#### [A run of records]
◇ ◇ ◇ ◇

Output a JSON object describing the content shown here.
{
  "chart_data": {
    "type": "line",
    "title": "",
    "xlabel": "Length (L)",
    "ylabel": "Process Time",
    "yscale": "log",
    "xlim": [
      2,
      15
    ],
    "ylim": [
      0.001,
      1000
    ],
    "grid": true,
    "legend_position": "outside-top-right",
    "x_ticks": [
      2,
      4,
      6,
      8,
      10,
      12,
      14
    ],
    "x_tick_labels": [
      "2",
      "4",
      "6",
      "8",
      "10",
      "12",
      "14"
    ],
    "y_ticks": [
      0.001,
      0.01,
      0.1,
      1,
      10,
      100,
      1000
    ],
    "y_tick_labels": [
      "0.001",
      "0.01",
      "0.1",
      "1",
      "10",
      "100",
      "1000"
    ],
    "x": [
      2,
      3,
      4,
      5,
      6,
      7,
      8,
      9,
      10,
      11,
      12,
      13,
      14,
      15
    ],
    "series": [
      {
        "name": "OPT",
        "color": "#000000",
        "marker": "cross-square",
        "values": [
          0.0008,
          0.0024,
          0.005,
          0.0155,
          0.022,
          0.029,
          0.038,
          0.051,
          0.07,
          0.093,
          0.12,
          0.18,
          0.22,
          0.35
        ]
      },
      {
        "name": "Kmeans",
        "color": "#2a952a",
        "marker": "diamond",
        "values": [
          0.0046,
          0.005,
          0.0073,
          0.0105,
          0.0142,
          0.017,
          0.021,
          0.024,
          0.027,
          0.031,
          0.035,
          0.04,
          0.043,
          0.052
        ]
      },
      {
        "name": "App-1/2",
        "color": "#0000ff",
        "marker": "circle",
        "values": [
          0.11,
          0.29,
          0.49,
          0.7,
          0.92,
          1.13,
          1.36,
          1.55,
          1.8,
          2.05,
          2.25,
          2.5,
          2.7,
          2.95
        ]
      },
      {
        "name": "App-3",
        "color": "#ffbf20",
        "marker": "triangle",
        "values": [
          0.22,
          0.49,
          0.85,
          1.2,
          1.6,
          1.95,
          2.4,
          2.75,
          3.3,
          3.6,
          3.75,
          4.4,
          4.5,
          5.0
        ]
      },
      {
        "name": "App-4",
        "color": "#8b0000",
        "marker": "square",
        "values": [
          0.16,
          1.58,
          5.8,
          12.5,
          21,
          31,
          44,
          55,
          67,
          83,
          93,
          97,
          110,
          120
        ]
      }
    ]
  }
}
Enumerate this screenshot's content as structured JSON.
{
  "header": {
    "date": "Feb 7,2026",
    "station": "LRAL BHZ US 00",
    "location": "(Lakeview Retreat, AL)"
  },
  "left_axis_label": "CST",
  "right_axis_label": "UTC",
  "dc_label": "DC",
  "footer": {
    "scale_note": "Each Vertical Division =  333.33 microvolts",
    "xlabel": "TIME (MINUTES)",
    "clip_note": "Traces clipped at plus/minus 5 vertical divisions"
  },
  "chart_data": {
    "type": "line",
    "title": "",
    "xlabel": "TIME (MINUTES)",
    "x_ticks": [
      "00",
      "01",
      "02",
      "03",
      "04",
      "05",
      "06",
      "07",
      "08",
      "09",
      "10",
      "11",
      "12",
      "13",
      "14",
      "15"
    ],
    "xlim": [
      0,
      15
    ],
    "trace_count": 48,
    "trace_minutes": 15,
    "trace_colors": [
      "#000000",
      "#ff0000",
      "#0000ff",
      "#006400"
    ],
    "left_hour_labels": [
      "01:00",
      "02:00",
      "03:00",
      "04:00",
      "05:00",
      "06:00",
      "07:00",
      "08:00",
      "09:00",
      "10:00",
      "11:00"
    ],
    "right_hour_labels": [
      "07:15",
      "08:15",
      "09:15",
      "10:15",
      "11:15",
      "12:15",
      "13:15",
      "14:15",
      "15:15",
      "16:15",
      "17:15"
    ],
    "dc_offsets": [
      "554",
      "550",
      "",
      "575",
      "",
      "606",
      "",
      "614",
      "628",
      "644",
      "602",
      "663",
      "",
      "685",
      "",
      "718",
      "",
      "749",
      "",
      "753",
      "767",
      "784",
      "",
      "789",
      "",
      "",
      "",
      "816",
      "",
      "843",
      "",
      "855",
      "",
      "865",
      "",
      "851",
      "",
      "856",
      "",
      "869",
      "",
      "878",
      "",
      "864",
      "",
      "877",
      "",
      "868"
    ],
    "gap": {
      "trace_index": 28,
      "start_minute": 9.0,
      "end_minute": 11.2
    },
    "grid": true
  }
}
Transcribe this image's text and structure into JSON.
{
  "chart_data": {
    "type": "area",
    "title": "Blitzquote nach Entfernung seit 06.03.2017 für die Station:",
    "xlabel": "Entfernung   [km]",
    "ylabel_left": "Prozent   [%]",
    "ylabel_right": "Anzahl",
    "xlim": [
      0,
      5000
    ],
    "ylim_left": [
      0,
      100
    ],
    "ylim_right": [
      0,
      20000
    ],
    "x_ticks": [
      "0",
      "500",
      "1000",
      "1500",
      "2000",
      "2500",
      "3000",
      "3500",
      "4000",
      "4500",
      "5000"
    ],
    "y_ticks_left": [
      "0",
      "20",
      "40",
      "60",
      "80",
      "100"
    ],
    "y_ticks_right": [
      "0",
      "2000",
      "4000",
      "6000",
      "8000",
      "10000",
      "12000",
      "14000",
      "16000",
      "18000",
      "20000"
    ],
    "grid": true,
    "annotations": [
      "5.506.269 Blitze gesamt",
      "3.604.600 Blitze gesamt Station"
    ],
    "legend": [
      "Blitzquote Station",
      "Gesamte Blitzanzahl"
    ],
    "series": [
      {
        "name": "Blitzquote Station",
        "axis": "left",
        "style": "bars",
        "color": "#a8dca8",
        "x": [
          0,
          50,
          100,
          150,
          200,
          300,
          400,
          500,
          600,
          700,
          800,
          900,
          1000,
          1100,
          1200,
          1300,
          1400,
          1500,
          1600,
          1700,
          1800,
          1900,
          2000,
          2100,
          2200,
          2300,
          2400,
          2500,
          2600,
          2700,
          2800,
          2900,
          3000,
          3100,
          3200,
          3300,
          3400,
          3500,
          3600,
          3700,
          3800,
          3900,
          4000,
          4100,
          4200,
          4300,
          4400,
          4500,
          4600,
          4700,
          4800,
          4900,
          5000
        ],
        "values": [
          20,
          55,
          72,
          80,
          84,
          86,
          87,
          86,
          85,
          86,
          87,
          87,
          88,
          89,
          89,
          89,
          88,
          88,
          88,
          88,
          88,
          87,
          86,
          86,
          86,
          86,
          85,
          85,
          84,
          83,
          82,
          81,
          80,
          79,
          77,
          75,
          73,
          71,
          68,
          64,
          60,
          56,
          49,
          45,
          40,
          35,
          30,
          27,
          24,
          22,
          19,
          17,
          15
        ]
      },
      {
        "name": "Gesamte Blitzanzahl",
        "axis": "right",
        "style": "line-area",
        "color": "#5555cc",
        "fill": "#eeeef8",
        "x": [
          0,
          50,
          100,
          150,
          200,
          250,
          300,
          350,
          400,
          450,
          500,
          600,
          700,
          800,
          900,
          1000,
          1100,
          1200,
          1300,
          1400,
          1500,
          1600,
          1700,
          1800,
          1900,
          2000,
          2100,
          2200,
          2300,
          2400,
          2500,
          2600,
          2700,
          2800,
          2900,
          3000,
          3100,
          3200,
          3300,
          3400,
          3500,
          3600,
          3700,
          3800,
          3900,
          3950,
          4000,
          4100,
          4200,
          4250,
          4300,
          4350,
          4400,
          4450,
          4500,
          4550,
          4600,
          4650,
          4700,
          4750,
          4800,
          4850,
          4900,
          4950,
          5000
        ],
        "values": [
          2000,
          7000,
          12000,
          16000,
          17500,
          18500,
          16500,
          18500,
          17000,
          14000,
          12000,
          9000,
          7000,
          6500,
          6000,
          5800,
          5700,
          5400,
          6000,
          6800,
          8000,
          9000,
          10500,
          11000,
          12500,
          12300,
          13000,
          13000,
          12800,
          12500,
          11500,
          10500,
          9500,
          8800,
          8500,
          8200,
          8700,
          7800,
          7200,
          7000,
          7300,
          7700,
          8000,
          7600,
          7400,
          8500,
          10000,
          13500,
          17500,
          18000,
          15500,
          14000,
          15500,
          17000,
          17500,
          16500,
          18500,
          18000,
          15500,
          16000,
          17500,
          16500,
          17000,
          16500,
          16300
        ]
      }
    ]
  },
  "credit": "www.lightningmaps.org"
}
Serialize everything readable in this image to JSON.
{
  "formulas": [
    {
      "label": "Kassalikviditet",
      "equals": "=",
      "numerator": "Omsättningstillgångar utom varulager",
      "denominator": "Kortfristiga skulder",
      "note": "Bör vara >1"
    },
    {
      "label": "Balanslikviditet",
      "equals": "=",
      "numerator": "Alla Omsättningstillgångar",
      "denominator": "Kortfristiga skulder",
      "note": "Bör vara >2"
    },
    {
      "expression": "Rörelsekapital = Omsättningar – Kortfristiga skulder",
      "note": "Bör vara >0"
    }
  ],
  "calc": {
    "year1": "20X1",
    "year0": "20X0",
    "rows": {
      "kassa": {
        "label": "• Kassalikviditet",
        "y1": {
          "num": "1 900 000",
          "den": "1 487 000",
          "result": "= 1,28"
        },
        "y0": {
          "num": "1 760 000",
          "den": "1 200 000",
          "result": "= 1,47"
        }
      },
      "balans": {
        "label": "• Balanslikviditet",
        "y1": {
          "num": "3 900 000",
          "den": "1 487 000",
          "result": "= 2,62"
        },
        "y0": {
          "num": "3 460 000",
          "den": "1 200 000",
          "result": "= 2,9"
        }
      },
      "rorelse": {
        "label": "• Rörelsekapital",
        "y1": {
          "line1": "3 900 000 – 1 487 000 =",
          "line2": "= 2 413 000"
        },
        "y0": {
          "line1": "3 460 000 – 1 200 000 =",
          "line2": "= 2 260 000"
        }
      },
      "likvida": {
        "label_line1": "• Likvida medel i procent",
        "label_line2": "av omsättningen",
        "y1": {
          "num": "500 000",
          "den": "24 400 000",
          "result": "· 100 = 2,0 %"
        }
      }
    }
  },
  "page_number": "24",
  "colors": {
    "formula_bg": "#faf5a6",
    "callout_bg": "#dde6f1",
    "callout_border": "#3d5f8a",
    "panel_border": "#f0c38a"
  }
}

◇ ◇ ◇ ◇

#### [Goal]
Scan the data above; copy every line where "Gesamte" appears.

#### [Answer below]
      "Gesamte Blitzanzahl"
        "name": "Gesamte Blitzanzahl",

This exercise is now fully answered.